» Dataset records
--- Begin ---

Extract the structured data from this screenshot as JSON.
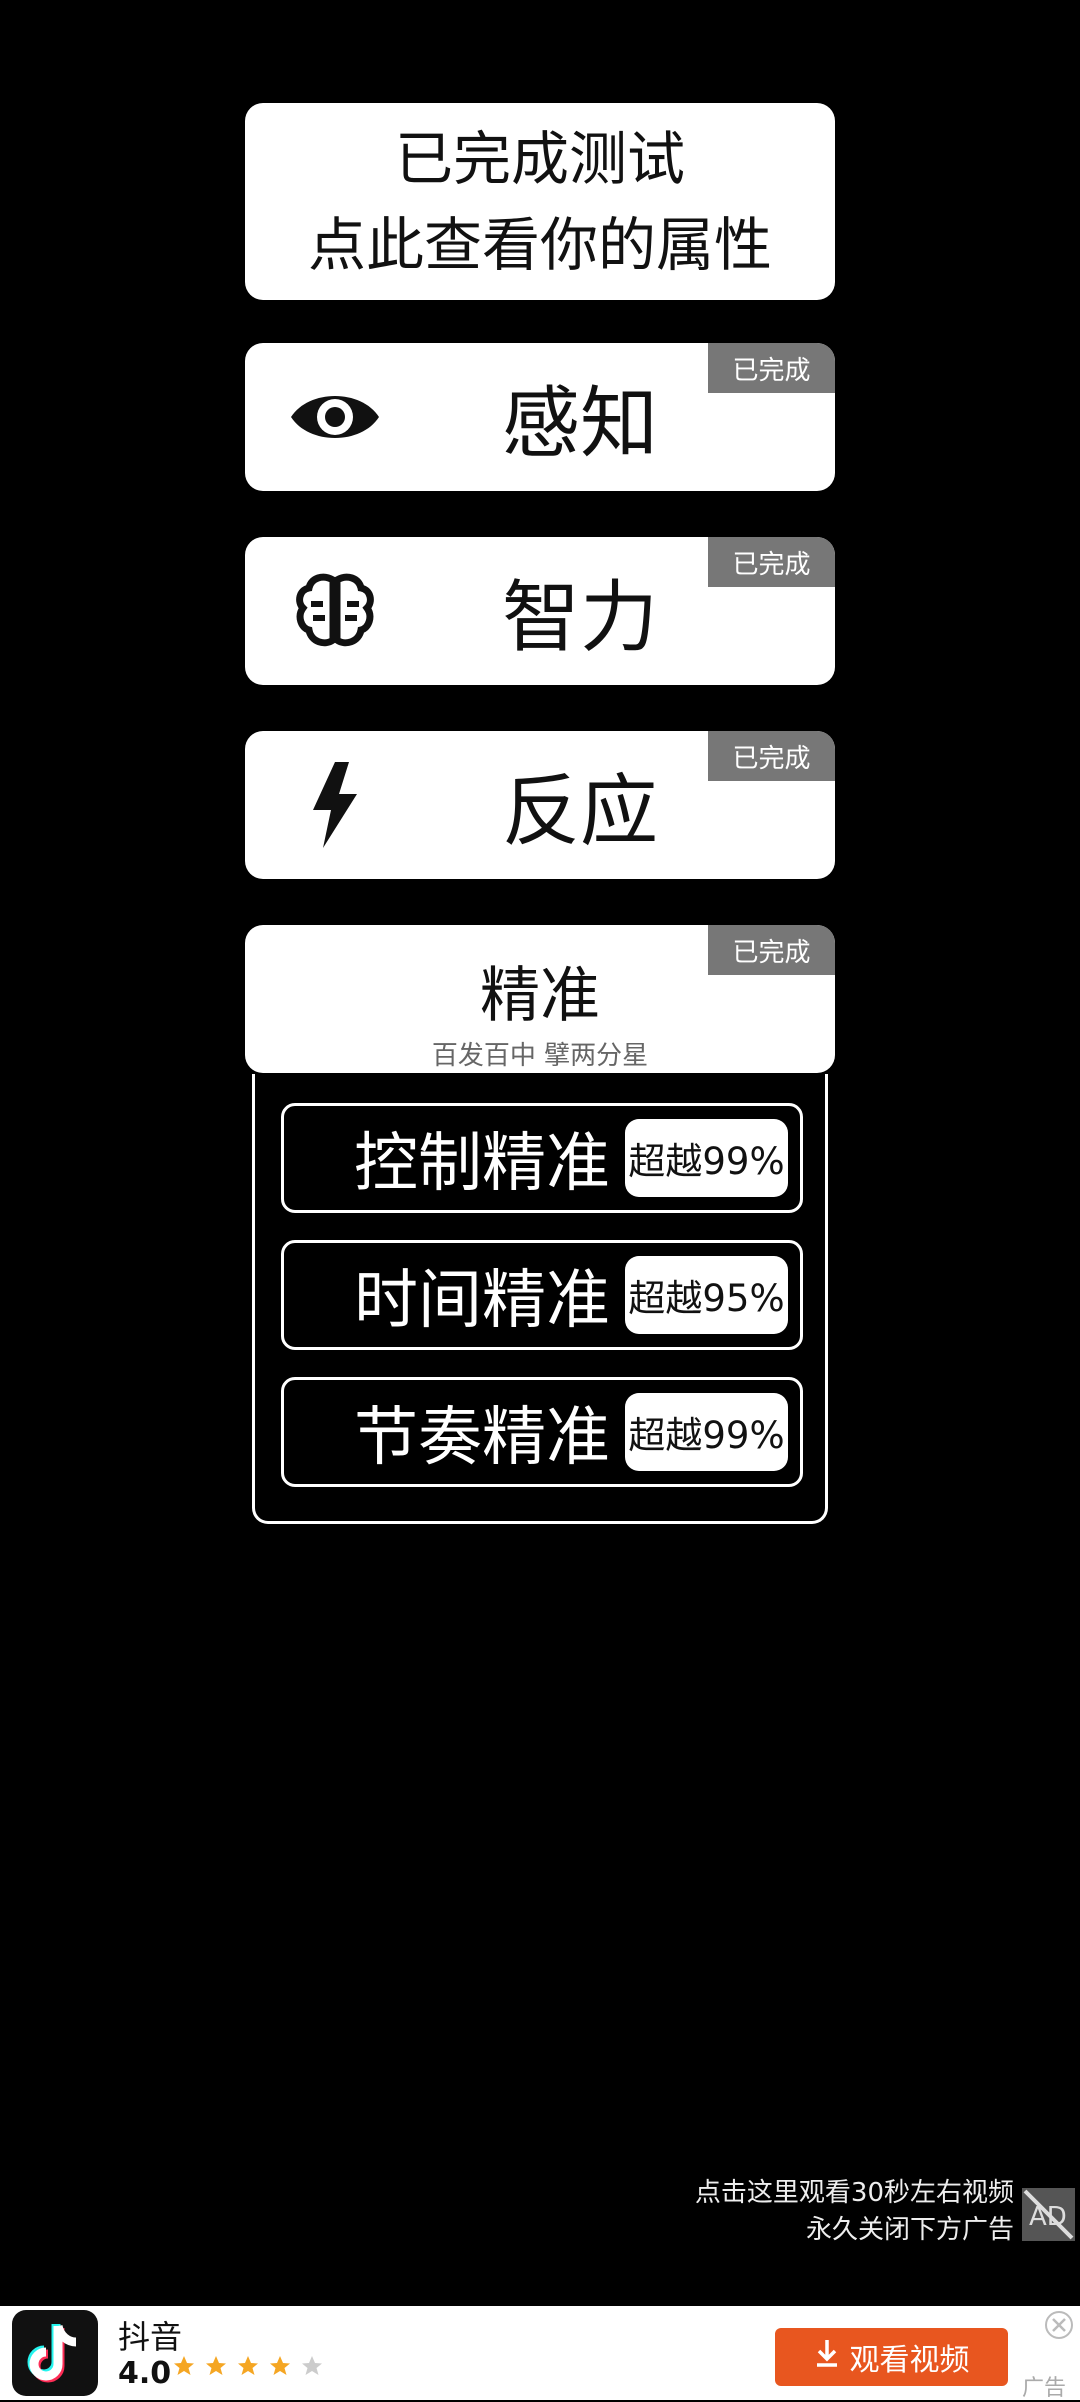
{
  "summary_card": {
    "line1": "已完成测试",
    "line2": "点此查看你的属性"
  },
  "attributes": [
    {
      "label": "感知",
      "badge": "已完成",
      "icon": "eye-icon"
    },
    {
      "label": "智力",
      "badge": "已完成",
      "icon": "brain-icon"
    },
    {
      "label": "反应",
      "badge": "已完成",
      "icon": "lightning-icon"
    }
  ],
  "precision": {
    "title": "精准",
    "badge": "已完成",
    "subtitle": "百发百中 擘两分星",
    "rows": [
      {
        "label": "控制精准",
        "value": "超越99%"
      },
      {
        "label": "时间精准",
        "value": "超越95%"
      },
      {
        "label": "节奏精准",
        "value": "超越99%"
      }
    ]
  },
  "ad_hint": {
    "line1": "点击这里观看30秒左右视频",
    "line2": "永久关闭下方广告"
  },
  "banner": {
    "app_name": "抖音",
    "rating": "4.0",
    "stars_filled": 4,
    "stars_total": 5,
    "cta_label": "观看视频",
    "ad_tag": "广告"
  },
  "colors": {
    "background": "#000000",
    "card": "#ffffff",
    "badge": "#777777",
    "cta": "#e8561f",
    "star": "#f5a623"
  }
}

--- End ---
--- Begin ---

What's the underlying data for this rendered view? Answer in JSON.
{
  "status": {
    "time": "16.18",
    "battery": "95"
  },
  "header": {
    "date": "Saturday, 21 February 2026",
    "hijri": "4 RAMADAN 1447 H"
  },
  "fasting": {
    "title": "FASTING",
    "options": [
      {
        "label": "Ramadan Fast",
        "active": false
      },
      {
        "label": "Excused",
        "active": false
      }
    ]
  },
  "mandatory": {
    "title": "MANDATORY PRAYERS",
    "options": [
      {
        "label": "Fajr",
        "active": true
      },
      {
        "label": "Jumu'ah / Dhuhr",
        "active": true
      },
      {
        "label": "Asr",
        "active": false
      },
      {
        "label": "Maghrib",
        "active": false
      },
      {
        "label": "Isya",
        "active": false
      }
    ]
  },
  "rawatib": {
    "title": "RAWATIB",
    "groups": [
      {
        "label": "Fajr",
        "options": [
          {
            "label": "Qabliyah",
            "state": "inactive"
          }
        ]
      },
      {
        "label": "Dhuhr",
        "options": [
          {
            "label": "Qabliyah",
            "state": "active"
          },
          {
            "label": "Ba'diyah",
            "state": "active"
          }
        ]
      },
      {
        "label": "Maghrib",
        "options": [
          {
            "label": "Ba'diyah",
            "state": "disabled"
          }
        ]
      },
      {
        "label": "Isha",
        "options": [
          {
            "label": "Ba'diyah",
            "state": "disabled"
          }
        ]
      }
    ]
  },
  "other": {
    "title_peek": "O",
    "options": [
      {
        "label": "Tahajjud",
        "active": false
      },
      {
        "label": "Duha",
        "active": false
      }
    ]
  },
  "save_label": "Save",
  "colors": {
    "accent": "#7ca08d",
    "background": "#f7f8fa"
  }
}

--- End ---

Copy each line that contains the word "JSON".

» Final result
Extract the structured data from this screenshot as JSON.
What's the underlying data for this rendered view? Answer in JSON.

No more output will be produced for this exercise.